## Directions
Send back the records in full, character for character.

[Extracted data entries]
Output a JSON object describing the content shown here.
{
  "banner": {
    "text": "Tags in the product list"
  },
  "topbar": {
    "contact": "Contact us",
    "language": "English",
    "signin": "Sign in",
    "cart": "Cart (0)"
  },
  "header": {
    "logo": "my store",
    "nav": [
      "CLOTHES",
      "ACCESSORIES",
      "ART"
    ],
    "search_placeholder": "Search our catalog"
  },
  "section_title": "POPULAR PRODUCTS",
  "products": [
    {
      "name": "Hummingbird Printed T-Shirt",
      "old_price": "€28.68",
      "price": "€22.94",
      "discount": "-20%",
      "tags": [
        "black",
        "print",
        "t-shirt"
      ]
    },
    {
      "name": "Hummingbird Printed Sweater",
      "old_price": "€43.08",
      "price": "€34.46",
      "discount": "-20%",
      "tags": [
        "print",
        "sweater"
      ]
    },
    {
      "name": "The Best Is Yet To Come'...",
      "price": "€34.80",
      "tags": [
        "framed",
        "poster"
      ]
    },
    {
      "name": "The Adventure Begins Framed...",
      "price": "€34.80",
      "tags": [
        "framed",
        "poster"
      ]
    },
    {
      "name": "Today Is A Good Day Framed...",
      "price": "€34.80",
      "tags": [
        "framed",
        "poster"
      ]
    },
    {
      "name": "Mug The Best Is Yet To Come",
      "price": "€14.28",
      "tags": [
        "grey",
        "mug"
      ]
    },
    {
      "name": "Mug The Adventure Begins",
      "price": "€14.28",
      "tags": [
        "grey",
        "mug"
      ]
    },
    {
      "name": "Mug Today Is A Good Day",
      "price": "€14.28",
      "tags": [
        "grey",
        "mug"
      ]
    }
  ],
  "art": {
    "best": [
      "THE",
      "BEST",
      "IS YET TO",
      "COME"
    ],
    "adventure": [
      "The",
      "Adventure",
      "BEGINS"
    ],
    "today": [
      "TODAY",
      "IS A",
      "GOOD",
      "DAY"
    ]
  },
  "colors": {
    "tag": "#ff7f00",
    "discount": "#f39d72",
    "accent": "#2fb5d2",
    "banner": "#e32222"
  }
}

## Reply to the task
Output a JSON object describing the content shown here.
{
  "banner": {
    "text": "Tags in the product list"
  },
  "topbar": {
    "contact": "Contact us",
    "language": "English",
    "signin": "Sign in",
    "cart": "Cart (0)"
  },
  "header": {
    "logo": "my store",
    "nav": [
      "CLOTHES",
      "ACCESSORIES",
      "ART"
    ],
    "search_placeholder": "Search our catalog"
  },
  "section_title": "POPULAR PRODUCTS",
  "products": [
    {
      "name": "Hummingbird Printed T-Shirt",
      "old_price": "€28.68",
      "price": "€22.94",
      "discount": "-20%",
      "tags": [
        "black",
        "print",
        "t-shirt"
      ]
    },
    {
      "name": "Hummingbird Printed Sweater",
      "old_price": "€43.08",
      "price": "€34.46",
      "discount": "-20%",
      "tags": [
        "print",
        "sweater"
      ]
    },
    {
      "name": "The Best Is Yet To Come'...",
      "price": "€34.80",
      "tags": [
        "framed",
        "poster"
      ]
    },
    {
      "name": "The Adventure Begins Framed...",
      "price": "€34.80",
      "tags": [
        "framed",
        "poster"
      ]
    },
    {
      "name": "Today Is A Good Day Framed...",
      "price": "€34.80",
      "tags": [
        "framed",
        "poster"
      ]
    },
    {
      "name": "Mug The Best Is Yet To Come",
      "price": "€14.28",
      "tags": [
        "grey",
        "mug"
      ]
    },
    {
      "name": "Mug The Adventure Begins",
      "price": "€14.28",
      "tags": [
        "grey",
        "mug"
      ]
    },
    {
      "name": "Mug Today Is A Good Day",
      "price": "€14.28",
      "tags": [
        "grey",
        "mug"
      ]
    }
  ],
  "art": {
    "best": [
      "THE",
      "BEST",
      "IS YET TO",
      "COME"
    ],
    "adventure": [
      "The",
      "Adventure",
      "BEGINS"
    ],
    "today": [
      "TODAY",
      "IS A",
      "GOOD",
      "DAY"
    ]
  },
  "colors": {
    "tag": "#ff7f00",
    "discount": "#f39d72",
    "accent": "#2fb5d2",
    "banner": "#e32222"
  }
}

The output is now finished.